• _To be done_
How many lines in the listing below include the word "What"? Answer with the number and nothing else.

• _Record set_
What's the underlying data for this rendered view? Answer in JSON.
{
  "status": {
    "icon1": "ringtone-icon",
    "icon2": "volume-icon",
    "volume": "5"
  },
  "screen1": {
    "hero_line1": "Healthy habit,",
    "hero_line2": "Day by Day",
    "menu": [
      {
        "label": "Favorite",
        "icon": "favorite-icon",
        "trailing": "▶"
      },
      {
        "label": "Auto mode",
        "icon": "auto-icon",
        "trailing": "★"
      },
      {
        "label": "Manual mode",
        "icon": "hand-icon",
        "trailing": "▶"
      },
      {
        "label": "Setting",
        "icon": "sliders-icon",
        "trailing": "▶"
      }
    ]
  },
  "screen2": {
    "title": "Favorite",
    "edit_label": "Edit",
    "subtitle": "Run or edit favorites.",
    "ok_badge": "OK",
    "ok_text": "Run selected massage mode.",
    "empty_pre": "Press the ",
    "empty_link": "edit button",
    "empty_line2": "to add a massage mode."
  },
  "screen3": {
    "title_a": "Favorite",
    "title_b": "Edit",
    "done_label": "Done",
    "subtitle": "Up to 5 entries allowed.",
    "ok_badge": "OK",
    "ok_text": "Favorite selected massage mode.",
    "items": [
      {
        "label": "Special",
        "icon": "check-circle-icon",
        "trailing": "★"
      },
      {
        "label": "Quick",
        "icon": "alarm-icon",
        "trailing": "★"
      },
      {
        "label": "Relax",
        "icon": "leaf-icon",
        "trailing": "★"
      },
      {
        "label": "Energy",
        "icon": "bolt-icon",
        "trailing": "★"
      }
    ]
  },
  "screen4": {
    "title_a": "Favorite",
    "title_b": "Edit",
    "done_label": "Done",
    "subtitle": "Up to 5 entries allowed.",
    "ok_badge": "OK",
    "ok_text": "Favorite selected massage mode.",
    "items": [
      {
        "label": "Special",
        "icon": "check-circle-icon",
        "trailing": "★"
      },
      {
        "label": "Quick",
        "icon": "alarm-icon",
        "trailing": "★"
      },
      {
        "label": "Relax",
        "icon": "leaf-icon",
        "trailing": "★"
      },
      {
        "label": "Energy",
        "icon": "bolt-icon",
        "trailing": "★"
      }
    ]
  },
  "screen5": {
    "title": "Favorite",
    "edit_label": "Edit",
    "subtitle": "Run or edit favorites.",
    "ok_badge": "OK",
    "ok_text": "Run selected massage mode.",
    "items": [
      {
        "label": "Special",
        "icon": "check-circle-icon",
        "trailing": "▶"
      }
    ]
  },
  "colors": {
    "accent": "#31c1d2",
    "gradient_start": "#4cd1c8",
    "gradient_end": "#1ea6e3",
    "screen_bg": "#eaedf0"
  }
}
---
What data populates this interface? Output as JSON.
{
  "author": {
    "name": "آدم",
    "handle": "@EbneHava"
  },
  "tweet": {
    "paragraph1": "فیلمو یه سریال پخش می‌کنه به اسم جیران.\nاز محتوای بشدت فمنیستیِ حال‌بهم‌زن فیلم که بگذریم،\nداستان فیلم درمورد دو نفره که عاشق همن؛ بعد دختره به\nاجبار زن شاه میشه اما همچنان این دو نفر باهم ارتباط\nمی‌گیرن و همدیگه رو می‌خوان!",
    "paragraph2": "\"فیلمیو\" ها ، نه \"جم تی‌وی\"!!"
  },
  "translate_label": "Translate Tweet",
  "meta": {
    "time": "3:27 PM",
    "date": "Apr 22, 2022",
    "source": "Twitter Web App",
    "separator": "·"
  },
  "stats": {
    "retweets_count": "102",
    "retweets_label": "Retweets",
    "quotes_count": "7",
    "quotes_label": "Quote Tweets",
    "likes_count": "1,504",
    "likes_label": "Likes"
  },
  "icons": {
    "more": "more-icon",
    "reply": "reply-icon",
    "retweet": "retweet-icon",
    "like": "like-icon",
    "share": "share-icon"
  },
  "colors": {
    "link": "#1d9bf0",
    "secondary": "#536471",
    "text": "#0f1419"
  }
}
...
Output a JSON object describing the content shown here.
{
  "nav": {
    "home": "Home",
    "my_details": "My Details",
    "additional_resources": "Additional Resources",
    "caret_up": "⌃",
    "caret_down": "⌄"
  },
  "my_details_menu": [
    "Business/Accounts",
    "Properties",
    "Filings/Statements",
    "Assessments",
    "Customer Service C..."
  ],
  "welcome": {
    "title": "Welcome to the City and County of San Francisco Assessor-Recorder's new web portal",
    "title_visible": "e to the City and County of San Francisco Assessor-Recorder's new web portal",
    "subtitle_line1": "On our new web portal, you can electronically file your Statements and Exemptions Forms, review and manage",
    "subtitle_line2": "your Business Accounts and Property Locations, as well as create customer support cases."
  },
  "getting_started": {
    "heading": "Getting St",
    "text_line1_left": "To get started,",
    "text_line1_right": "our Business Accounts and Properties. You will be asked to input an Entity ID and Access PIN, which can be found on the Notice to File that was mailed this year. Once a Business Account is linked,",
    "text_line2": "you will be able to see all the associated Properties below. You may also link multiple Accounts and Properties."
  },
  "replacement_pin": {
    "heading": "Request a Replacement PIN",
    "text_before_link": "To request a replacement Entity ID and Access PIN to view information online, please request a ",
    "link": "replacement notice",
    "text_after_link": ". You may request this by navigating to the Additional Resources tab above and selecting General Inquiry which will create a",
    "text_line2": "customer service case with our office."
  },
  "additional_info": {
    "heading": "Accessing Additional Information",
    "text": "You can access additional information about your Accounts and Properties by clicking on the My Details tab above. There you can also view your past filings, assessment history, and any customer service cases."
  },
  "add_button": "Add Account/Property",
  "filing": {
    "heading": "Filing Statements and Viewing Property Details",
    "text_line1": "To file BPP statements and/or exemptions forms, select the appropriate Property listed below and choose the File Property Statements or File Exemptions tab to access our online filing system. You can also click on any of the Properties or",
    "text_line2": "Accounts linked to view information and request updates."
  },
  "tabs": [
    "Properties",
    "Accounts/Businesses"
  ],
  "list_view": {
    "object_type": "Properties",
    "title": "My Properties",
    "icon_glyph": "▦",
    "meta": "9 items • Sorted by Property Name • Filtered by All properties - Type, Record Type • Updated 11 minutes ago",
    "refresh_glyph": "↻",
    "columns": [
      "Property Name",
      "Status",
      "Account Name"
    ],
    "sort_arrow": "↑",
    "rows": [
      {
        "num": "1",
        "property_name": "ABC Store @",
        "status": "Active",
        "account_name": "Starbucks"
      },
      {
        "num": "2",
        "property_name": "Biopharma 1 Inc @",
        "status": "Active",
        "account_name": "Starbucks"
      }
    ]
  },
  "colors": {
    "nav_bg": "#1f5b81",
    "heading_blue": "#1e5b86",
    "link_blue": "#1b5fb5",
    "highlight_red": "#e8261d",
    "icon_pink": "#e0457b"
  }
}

• _Result_
2